Problem requirements: Return the material word for word. Do not include the pictures.

--- START OF Provided information ---

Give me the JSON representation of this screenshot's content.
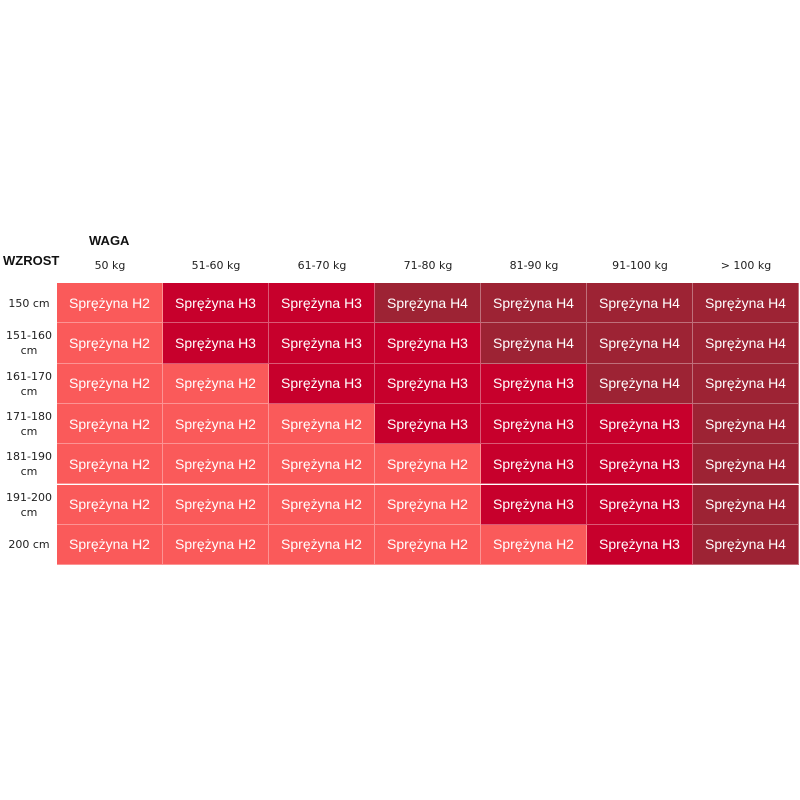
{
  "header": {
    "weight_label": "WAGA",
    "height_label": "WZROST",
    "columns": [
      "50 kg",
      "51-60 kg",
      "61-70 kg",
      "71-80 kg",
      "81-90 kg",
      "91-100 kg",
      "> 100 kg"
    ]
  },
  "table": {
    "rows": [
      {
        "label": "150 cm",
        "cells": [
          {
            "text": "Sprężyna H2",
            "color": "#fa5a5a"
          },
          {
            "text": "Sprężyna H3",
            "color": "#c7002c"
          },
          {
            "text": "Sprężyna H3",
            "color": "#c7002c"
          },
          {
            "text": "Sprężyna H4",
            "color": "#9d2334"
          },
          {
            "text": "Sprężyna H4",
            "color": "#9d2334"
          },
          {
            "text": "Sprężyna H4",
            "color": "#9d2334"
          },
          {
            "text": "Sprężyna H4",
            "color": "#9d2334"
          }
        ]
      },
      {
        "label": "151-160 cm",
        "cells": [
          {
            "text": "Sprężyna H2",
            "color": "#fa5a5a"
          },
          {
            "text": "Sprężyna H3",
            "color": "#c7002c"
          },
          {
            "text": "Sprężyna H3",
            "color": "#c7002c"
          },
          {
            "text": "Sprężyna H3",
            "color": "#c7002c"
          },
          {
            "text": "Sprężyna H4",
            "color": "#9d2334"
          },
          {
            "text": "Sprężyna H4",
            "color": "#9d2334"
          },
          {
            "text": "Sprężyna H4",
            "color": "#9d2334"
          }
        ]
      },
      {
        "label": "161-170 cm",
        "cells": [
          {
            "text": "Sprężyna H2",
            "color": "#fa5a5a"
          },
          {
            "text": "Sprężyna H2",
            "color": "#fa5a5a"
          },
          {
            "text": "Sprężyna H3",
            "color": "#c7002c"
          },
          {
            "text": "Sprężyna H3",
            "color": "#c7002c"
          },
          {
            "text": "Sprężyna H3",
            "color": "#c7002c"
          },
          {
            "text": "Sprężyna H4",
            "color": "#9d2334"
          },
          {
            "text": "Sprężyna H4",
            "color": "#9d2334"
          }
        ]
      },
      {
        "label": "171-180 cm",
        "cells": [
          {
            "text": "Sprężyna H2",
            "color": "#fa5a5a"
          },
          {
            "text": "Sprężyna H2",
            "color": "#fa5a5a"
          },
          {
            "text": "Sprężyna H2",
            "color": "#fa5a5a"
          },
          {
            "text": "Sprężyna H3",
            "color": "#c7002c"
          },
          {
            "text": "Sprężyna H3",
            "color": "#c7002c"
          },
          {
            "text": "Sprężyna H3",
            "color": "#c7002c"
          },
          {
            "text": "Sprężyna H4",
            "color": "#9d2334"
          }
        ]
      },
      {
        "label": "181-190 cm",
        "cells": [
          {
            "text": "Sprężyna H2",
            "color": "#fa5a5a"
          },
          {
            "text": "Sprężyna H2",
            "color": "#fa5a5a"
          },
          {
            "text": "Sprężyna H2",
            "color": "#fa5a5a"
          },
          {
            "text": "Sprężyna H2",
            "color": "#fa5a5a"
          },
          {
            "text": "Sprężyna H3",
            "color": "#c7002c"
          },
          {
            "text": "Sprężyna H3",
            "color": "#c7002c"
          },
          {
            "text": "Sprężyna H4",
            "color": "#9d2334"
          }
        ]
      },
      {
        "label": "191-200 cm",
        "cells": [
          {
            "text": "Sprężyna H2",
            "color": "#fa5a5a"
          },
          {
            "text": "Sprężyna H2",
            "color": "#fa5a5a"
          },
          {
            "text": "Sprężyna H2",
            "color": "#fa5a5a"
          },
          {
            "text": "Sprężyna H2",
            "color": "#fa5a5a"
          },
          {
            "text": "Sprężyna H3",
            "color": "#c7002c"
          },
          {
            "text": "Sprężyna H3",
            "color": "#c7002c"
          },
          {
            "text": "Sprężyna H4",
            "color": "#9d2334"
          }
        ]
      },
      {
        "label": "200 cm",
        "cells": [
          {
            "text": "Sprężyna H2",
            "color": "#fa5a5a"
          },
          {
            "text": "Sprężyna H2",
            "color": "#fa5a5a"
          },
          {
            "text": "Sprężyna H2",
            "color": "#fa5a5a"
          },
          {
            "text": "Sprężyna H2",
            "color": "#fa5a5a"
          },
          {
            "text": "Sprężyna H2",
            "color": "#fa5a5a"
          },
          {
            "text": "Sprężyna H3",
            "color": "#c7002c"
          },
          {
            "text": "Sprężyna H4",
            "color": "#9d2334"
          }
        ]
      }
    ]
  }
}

--- END OF Provided information ---

Solution to the exercise:
Give me the JSON representation of this screenshot's content.
{
  "header": {
    "weight_label": "WAGA",
    "height_label": "WZROST",
    "columns": [
      "50 kg",
      "51-60 kg",
      "61-70 kg",
      "71-80 kg",
      "81-90 kg",
      "91-100 kg",
      "> 100 kg"
    ]
  },
  "table": {
    "rows": [
      {
        "label": "150 cm",
        "cells": [
          {
            "text": "Sprężyna H2",
            "color": "#fa5a5a"
          },
          {
            "text": "Sprężyna H3",
            "color": "#c7002c"
          },
          {
            "text": "Sprężyna H3",
            "color": "#c7002c"
          },
          {
            "text": "Sprężyna H4",
            "color": "#9d2334"
          },
          {
            "text": "Sprężyna H4",
            "color": "#9d2334"
          },
          {
            "text": "Sprężyna H4",
            "color": "#9d2334"
          },
          {
            "text": "Sprężyna H4",
            "color": "#9d2334"
          }
        ]
      },
      {
        "label": "151-160 cm",
        "cells": [
          {
            "text": "Sprężyna H2",
            "color": "#fa5a5a"
          },
          {
            "text": "Sprężyna H3",
            "color": "#c7002c"
          },
          {
            "text": "Sprężyna H3",
            "color": "#c7002c"
          },
          {
            "text": "Sprężyna H3",
            "color": "#c7002c"
          },
          {
            "text": "Sprężyna H4",
            "color": "#9d2334"
          },
          {
            "text": "Sprężyna H4",
            "color": "#9d2334"
          },
          {
            "text": "Sprężyna H4",
            "color": "#9d2334"
          }
        ]
      },
      {
        "label": "161-170 cm",
        "cells": [
          {
            "text": "Sprężyna H2",
            "color": "#fa5a5a"
          },
          {
            "text": "Sprężyna H2",
            "color": "#fa5a5a"
          },
          {
            "text": "Sprężyna H3",
            "color": "#c7002c"
          },
          {
            "text": "Sprężyna H3",
            "color": "#c7002c"
          },
          {
            "text": "Sprężyna H3",
            "color": "#c7002c"
          },
          {
            "text": "Sprężyna H4",
            "color": "#9d2334"
          },
          {
            "text": "Sprężyna H4",
            "color": "#9d2334"
          }
        ]
      },
      {
        "label": "171-180 cm",
        "cells": [
          {
            "text": "Sprężyna H2",
            "color": "#fa5a5a"
          },
          {
            "text": "Sprężyna H2",
            "color": "#fa5a5a"
          },
          {
            "text": "Sprężyna H2",
            "color": "#fa5a5a"
          },
          {
            "text": "Sprężyna H3",
            "color": "#c7002c"
          },
          {
            "text": "Sprężyna H3",
            "color": "#c7002c"
          },
          {
            "text": "Sprężyna H3",
            "color": "#c7002c"
          },
          {
            "text": "Sprężyna H4",
            "color": "#9d2334"
          }
        ]
      },
      {
        "label": "181-190 cm",
        "cells": [
          {
            "text": "Sprężyna H2",
            "color": "#fa5a5a"
          },
          {
            "text": "Sprężyna H2",
            "color": "#fa5a5a"
          },
          {
            "text": "Sprężyna H2",
            "color": "#fa5a5a"
          },
          {
            "text": "Sprężyna H2",
            "color": "#fa5a5a"
          },
          {
            "text": "Sprężyna H3",
            "color": "#c7002c"
          },
          {
            "text": "Sprężyna H3",
            "color": "#c7002c"
          },
          {
            "text": "Sprężyna H4",
            "color": "#9d2334"
          }
        ]
      },
      {
        "label": "191-200 cm",
        "cells": [
          {
            "text": "Sprężyna H2",
            "color": "#fa5a5a"
          },
          {
            "text": "Sprężyna H2",
            "color": "#fa5a5a"
          },
          {
            "text": "Sprężyna H2",
            "color": "#fa5a5a"
          },
          {
            "text": "Sprężyna H2",
            "color": "#fa5a5a"
          },
          {
            "text": "Sprężyna H3",
            "color": "#c7002c"
          },
          {
            "text": "Sprężyna H3",
            "color": "#c7002c"
          },
          {
            "text": "Sprężyna H4",
            "color": "#9d2334"
          }
        ]
      },
      {
        "label": "200 cm",
        "cells": [
          {
            "text": "Sprężyna H2",
            "color": "#fa5a5a"
          },
          {
            "text": "Sprężyna H2",
            "color": "#fa5a5a"
          },
          {
            "text": "Sprężyna H2",
            "color": "#fa5a5a"
          },
          {
            "text": "Sprężyna H2",
            "color": "#fa5a5a"
          },
          {
            "text": "Sprężyna H2",
            "color": "#fa5a5a"
          },
          {
            "text": "Sprężyna H3",
            "color": "#c7002c"
          },
          {
            "text": "Sprężyna H4",
            "color": "#9d2334"
          }
        ]
      }
    ]
  }
}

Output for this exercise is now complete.